Rewrite the rows as a numbered list, starting at the first row and ending at the row containing "- svg-text:A3: A3: [529, 868, 617, 934]", with both ends included. Omit any blank lines.

-- START MATERIAL PROVIDED --

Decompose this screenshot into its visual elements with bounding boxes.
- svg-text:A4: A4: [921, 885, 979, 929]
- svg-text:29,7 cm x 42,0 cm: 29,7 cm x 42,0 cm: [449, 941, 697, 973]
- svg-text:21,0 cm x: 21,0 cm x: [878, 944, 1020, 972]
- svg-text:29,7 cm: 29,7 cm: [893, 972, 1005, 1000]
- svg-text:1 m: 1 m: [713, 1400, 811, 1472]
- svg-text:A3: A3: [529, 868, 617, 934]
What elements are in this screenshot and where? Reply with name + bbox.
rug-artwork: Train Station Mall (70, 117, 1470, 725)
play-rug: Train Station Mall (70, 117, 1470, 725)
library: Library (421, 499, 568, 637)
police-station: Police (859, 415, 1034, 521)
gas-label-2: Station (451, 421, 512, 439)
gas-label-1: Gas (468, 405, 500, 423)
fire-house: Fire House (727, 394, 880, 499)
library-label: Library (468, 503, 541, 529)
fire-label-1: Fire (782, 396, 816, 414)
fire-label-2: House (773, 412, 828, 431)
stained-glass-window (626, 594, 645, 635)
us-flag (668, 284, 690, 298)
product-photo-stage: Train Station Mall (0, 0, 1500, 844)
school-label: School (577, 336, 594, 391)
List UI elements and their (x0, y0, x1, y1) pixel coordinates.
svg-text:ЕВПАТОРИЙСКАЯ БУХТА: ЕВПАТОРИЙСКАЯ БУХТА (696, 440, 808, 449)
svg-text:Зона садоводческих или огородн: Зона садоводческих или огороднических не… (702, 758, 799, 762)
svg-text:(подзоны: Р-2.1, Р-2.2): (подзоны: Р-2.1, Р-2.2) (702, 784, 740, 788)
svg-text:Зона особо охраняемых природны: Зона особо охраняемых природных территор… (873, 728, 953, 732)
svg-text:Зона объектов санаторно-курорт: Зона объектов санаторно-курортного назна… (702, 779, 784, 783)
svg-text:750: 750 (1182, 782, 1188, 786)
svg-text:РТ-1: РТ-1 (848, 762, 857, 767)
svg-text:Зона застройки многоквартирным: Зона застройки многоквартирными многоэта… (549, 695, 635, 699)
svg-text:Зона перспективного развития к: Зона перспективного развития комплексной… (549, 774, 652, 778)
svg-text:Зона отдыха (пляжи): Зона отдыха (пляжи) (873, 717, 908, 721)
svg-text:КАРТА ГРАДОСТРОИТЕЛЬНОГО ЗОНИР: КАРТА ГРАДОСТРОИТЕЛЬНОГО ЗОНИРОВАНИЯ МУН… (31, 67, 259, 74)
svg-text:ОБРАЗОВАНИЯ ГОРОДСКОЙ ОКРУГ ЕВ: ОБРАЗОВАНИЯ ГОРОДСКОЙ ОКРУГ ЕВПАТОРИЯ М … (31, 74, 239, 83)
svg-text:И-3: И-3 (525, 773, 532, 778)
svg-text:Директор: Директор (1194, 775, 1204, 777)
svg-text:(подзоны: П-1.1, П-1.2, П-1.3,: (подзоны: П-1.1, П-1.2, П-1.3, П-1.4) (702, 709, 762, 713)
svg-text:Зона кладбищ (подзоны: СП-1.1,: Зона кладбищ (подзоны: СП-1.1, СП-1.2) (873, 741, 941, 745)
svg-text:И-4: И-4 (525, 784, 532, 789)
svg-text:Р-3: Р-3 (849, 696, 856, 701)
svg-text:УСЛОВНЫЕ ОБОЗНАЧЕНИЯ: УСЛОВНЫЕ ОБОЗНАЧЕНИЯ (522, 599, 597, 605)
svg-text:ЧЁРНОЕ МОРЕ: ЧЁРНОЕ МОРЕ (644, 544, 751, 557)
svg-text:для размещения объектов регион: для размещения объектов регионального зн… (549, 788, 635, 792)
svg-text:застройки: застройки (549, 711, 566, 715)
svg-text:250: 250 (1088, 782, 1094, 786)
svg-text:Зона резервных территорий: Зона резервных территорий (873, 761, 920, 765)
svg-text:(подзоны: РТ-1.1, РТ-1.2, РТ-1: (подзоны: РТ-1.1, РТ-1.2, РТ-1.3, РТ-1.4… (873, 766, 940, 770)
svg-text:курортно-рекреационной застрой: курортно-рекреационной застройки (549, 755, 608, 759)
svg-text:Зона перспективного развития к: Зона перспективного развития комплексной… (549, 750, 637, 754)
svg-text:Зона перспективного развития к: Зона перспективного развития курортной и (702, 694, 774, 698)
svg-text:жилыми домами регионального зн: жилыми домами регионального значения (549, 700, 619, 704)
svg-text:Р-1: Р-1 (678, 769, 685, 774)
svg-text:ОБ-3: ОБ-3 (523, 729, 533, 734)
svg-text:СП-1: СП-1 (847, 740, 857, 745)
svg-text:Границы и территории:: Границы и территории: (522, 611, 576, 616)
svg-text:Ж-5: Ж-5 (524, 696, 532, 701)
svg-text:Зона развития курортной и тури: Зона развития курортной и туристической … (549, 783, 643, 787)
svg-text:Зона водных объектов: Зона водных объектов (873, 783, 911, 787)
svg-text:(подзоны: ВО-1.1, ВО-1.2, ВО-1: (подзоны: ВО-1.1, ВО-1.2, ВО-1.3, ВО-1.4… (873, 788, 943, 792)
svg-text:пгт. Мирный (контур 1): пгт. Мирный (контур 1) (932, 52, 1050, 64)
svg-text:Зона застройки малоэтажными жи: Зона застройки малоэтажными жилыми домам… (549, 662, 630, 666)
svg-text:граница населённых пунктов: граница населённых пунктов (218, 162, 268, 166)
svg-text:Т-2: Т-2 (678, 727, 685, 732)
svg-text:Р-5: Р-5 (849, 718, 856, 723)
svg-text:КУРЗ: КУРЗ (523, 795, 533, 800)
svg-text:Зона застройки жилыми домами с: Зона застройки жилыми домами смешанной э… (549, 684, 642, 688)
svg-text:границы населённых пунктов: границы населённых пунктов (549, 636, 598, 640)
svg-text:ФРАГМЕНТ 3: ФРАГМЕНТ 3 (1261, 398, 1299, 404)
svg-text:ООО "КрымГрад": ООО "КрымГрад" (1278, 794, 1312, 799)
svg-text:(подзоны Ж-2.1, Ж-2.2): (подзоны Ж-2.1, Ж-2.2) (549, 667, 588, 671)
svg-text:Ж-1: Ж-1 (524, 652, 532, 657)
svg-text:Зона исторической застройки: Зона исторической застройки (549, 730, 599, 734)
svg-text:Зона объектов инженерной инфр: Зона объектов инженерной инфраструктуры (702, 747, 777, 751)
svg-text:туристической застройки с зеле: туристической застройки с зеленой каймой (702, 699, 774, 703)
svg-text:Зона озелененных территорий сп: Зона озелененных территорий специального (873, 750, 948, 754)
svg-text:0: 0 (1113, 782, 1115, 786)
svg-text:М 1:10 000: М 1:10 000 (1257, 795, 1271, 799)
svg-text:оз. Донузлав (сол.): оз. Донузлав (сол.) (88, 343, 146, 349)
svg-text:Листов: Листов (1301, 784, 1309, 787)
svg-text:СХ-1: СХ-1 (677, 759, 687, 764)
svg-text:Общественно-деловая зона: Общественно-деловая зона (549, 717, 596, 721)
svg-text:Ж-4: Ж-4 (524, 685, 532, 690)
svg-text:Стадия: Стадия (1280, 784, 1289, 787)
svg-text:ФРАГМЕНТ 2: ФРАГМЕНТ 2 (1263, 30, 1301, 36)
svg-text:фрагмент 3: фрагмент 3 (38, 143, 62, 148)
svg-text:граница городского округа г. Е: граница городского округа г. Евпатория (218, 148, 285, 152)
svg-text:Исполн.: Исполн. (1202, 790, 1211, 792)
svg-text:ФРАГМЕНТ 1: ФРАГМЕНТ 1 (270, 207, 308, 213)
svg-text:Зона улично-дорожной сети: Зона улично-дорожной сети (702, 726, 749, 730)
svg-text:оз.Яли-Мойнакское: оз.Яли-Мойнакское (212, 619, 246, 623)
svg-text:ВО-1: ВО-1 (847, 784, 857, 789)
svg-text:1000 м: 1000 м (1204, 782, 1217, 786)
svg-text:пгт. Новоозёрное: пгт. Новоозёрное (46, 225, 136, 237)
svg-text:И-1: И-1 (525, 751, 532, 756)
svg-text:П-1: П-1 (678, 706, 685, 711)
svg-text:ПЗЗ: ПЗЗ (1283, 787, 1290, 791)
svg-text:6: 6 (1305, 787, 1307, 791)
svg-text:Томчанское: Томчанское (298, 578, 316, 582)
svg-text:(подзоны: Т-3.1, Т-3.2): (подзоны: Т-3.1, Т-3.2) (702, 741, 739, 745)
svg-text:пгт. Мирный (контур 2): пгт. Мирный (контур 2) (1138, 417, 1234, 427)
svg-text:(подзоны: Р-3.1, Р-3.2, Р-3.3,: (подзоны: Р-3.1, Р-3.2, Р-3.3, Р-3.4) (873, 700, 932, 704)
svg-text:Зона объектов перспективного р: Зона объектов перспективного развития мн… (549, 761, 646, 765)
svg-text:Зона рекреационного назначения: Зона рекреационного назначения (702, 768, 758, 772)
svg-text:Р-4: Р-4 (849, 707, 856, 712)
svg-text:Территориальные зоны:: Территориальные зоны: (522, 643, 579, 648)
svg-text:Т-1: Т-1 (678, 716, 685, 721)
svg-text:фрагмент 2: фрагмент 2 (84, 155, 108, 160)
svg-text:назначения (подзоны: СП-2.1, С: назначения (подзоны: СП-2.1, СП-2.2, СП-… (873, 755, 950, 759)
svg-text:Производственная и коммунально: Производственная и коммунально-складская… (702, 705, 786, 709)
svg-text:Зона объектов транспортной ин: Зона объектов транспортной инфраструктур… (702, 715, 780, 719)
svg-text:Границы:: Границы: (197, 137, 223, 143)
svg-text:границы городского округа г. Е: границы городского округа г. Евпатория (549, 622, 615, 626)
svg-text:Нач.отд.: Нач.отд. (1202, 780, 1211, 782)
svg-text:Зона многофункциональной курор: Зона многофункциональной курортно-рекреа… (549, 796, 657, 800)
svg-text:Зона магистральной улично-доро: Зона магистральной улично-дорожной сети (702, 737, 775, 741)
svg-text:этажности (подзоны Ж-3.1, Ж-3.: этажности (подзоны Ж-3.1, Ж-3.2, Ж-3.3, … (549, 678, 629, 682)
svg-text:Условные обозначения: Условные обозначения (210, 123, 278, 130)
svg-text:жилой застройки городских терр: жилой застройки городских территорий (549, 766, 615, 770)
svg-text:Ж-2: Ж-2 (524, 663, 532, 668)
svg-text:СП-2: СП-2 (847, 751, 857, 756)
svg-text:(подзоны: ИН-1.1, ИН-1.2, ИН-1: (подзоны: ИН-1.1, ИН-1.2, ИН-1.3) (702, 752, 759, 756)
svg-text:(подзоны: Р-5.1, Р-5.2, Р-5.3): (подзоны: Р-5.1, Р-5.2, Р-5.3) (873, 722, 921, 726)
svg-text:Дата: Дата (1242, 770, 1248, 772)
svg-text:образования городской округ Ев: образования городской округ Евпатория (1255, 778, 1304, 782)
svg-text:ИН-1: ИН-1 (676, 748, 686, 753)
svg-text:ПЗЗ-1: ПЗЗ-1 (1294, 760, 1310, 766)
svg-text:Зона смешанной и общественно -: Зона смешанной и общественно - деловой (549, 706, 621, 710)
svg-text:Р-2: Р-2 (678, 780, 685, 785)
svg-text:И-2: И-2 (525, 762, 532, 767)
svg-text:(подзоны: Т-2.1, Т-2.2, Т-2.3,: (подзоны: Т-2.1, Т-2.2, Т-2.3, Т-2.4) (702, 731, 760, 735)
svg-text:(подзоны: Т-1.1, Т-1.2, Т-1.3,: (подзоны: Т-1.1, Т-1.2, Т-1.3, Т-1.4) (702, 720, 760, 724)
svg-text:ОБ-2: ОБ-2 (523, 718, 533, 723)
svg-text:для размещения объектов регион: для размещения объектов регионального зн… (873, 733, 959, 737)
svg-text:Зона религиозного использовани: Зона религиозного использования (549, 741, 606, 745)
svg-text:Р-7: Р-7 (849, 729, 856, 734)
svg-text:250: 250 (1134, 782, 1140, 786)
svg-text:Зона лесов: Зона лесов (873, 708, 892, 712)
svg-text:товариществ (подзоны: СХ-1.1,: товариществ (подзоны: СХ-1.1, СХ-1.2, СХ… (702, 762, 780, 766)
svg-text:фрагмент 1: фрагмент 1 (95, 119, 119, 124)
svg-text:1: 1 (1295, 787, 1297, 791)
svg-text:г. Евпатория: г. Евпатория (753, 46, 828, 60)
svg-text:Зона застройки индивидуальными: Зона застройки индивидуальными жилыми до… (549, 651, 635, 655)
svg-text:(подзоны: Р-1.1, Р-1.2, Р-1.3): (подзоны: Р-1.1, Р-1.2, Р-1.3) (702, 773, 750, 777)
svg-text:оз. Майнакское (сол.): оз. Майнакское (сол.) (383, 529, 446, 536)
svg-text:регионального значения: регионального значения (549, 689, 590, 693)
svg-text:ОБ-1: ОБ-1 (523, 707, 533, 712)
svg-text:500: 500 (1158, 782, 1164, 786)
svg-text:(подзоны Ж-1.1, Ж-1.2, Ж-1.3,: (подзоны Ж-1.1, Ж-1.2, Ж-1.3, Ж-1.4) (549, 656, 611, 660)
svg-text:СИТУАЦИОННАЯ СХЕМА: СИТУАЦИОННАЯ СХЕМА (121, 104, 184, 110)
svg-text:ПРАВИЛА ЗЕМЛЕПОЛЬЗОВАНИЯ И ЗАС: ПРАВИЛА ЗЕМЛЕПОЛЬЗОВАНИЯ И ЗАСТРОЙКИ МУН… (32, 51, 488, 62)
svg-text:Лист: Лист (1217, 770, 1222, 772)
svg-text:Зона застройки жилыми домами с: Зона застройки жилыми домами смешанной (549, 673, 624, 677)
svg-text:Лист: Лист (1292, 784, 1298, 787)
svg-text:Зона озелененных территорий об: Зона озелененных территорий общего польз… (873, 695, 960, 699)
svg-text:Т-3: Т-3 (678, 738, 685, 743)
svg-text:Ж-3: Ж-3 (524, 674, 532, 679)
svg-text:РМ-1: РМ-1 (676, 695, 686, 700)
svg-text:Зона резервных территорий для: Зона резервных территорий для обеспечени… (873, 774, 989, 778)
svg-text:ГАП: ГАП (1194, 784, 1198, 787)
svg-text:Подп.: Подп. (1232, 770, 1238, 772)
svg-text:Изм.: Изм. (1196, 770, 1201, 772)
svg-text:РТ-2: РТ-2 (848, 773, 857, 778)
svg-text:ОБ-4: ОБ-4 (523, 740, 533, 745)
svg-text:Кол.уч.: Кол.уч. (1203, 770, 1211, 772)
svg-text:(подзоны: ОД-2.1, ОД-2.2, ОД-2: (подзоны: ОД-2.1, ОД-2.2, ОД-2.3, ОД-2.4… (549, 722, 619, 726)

-- END MATERIAL PROVIDED --

▶ _COMPLETE ANSWER_:
1. Decompose this screenshot into its visual elements with bounding boxes.
2. - svg-text:A4: A4: [921, 885, 979, 929]
3. - svg-text:29,7 cm x 42,0 cm: 29,7 cm x 42,0 cm: [449, 941, 697, 973]
4. - svg-text:21,0 cm x: 21,0 cm x: [878, 944, 1020, 972]
5. - svg-text:29,7 cm: 29,7 cm: [893, 972, 1005, 1000]
6. - svg-text:1 m: 1 m: [713, 1400, 811, 1472]
7. - svg-text:A3: A3: [529, 868, 617, 934]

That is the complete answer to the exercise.